## [Your instructions]
Skip the images and copy each record exactly as written.
————————
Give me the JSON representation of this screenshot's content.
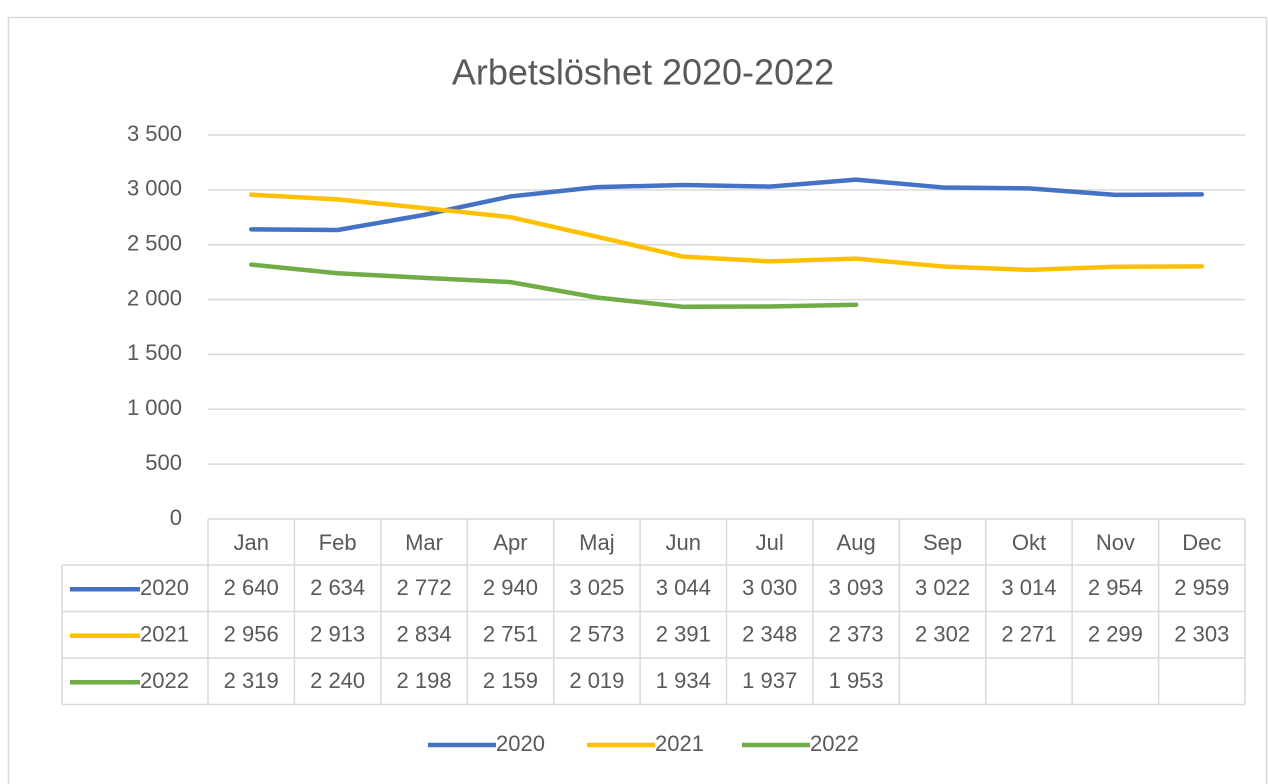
{
  "chart_data": {
    "type": "line",
    "title": "Arbetslöshet 2020-2022",
    "categories": [
      "Jan",
      "Feb",
      "Mar",
      "Apr",
      "Maj",
      "Jun",
      "Jul",
      "Aug",
      "Sep",
      "Okt",
      "Nov",
      "Dec"
    ],
    "series": [
      {
        "name": "2020",
        "color": "#4472c4",
        "values": [
          2640,
          2634,
          2772,
          2940,
          3025,
          3044,
          3030,
          3093,
          3022,
          3014,
          2954,
          2959
        ],
        "value_labels": [
          "2 640",
          "2 634",
          "2 772",
          "2 940",
          "3 025",
          "3 044",
          "3 030",
          "3 093",
          "3 022",
          "3 014",
          "2 954",
          "2 959"
        ]
      },
      {
        "name": "2021",
        "color": "#ffc000",
        "values": [
          2956,
          2913,
          2834,
          2751,
          2573,
          2391,
          2348,
          2373,
          2302,
          2271,
          2299,
          2303
        ],
        "value_labels": [
          "2 956",
          "2 913",
          "2 834",
          "2 751",
          "2 573",
          "2 391",
          "2 348",
          "2 373",
          "2 302",
          "2 271",
          "2 299",
          "2 303"
        ]
      },
      {
        "name": "2022",
        "color": "#70ad47",
        "values": [
          2319,
          2240,
          2198,
          2159,
          2019,
          1934,
          1937,
          1953,
          null,
          null,
          null,
          null
        ],
        "value_labels": [
          "2 319",
          "2 240",
          "2 198",
          "2 159",
          "2 019",
          "1 934",
          "1 937",
          "1 953",
          null,
          null,
          null,
          null
        ]
      }
    ],
    "ylim": [
      0,
      3500
    ],
    "yticks": [
      0,
      500,
      {
        "value": 1000,
        "label": "1 000"
      },
      {
        "value": 1500,
        "label": "1 500"
      },
      {
        "value": 2000,
        "label": "2 000"
      },
      {
        "value": 2500,
        "label": "2 500"
      },
      {
        "value": 3000,
        "label": "3 000"
      },
      {
        "value": 3500,
        "label": "3 500"
      }
    ],
    "grid": true,
    "legend": "bottom",
    "data_table": true
  }
}
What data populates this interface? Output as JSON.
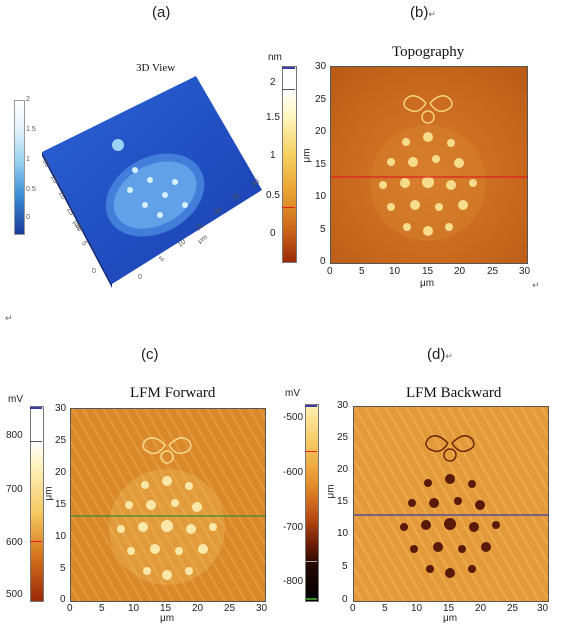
{
  "labels": {
    "a": "(a)",
    "b": "(b)",
    "c": "(c)",
    "d": "(d)"
  },
  "return_mark": "↵",
  "panel_a": {
    "title": "3D View",
    "colorbar_ticks": [
      "2",
      "1.5",
      "1",
      "0.5",
      "0"
    ],
    "axis_ticks_side": [
      "30",
      "25",
      "20",
      "15",
      "10",
      "5",
      "0"
    ],
    "axis_ticks_front": [
      "30",
      "25",
      "20",
      "15",
      "10",
      "5",
      "0"
    ],
    "unit": "μm"
  },
  "panel_b": {
    "title": "Topography",
    "colorbar_unit": "nm",
    "colorbar_ticks": [
      "2",
      "1.5",
      "1",
      "0.5",
      "0"
    ],
    "y_ticks": [
      "30",
      "25",
      "20",
      "15",
      "10",
      "5",
      "0"
    ],
    "x_ticks": [
      "0",
      "5",
      "10",
      "15",
      "20",
      "25",
      "30"
    ],
    "ylabel": "μm",
    "xlabel": "μm"
  },
  "panel_c": {
    "title": "LFM Forward",
    "colorbar_unit": "mV",
    "colorbar_ticks": [
      "800",
      "700",
      "600",
      "500"
    ],
    "y_ticks": [
      "30",
      "25",
      "20",
      "15",
      "10",
      "5",
      "0"
    ],
    "x_ticks": [
      "0",
      "5",
      "10",
      "15",
      "20",
      "25",
      "30"
    ],
    "ylabel": "μm",
    "xlabel": "μm"
  },
  "panel_d": {
    "title": "LFM Backward",
    "colorbar_unit": "mV",
    "colorbar_ticks": [
      "-500",
      "-600",
      "-700",
      "-800"
    ],
    "y_ticks": [
      "30",
      "25",
      "20",
      "15",
      "10",
      "5",
      "0"
    ],
    "x_ticks": [
      "0",
      "5",
      "10",
      "15",
      "20",
      "25",
      "30"
    ],
    "ylabel": "μm",
    "xlabel": "μm"
  },
  "colors": {
    "topo_bg": "#c8691e",
    "lfm_fwd_bg": "#d9882a",
    "lfm_bwd_bg": "#e49a3a",
    "blue_surface": "#1f4fc8",
    "profile_red": "#e0201a",
    "profile_green": "#3a8a2a",
    "profile_blue": "#3a3aa8"
  }
}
————————
## [Correct output]
Give me the JSON representation of this screenshot's content.
{
  "chart_data": {
    "type": "line",
    "title": "Arbetslöshet 2020-2022",
    "categories": [
      "Jan",
      "Feb",
      "Mar",
      "Apr",
      "Maj",
      "Jun",
      "Jul",
      "Aug",
      "Sep",
      "Okt",
      "Nov",
      "Dec"
    ],
    "series": [
      {
        "name": "2020",
        "color": "#4472c4",
        "values": [
          2640,
          2634,
          2772,
          2940,
          3025,
          3044,
          3030,
          3093,
          3022,
          3014,
          2954,
          2959
        ],
        "value_labels": [
          "2 640",
          "2 634",
          "2 772",
          "2 940",
          "3 025",
          "3 044",
          "3 030",
          "3 093",
          "3 022",
          "3 014",
          "2 954",
          "2 959"
        ]
      },
      {
        "name": "2021",
        "color": "#ffc000",
        "values": [
          2956,
          2913,
          2834,
          2751,
          2573,
          2391,
          2348,
          2373,
          2302,
          2271,
          2299,
          2303
        ],
        "value_labels": [
          "2 956",
          "2 913",
          "2 834",
          "2 751",
          "2 573",
          "2 391",
          "2 348",
          "2 373",
          "2 302",
          "2 271",
          "2 299",
          "2 303"
        ]
      },
      {
        "name": "2022",
        "color": "#70ad47",
        "values": [
          2319,
          2240,
          2198,
          2159,
          2019,
          1934,
          1937,
          1953,
          null,
          null,
          null,
          null
        ],
        "value_labels": [
          "2 319",
          "2 240",
          "2 198",
          "2 159",
          "2 019",
          "1 934",
          "1 937",
          "1 953",
          null,
          null,
          null,
          null
        ]
      }
    ],
    "ylim": [
      0,
      3500
    ],
    "yticks": [
      0,
      500,
      {
        "value": 1000,
        "label": "1 000"
      },
      {
        "value": 1500,
        "label": "1 500"
      },
      {
        "value": 2000,
        "label": "2 000"
      },
      {
        "value": 2500,
        "label": "2 500"
      },
      {
        "value": 3000,
        "label": "3 000"
      },
      {
        "value": 3500,
        "label": "3 500"
      }
    ],
    "grid": true,
    "legend": "bottom",
    "data_table": true
  }
}
What data populates this interface? Output as JSON.
{
  "labels": {
    "a": "(a)",
    "b": "(b)",
    "c": "(c)",
    "d": "(d)"
  },
  "return_mark": "↵",
  "panel_a": {
    "title": "3D View",
    "colorbar_ticks": [
      "2",
      "1.5",
      "1",
      "0.5",
      "0"
    ],
    "axis_ticks_side": [
      "30",
      "25",
      "20",
      "15",
      "10",
      "5",
      "0"
    ],
    "axis_ticks_front": [
      "30",
      "25",
      "20",
      "15",
      "10",
      "5",
      "0"
    ],
    "unit": "μm"
  },
  "panel_b": {
    "title": "Topography",
    "colorbar_unit": "nm",
    "colorbar_ticks": [
      "2",
      "1.5",
      "1",
      "0.5",
      "0"
    ],
    "y_ticks": [
      "30",
      "25",
      "20",
      "15",
      "10",
      "5",
      "0"
    ],
    "x_ticks": [
      "0",
      "5",
      "10",
      "15",
      "20",
      "25",
      "30"
    ],
    "ylabel": "μm",
    "xlabel": "μm"
  },
  "panel_c": {
    "title": "LFM Forward",
    "colorbar_unit": "mV",
    "colorbar_ticks": [
      "800",
      "700",
      "600",
      "500"
    ],
    "y_ticks": [
      "30",
      "25",
      "20",
      "15",
      "10",
      "5",
      "0"
    ],
    "x_ticks": [
      "0",
      "5",
      "10",
      "15",
      "20",
      "25",
      "30"
    ],
    "ylabel": "μm",
    "xlabel": "μm"
  },
  "panel_d": {
    "title": "LFM Backward",
    "colorbar_unit": "mV",
    "colorbar_ticks": [
      "-500",
      "-600",
      "-700",
      "-800"
    ],
    "y_ticks": [
      "30",
      "25",
      "20",
      "15",
      "10",
      "5",
      "0"
    ],
    "x_ticks": [
      "0",
      "5",
      "10",
      "15",
      "20",
      "25",
      "30"
    ],
    "ylabel": "μm",
    "xlabel": "μm"
  },
  "colors": {
    "topo_bg": "#c8691e",
    "lfm_fwd_bg": "#d9882a",
    "lfm_bwd_bg": "#e49a3a",
    "blue_surface": "#1f4fc8",
    "profile_red": "#e0201a",
    "profile_green": "#3a8a2a",
    "profile_blue": "#3a3aa8"
  }
}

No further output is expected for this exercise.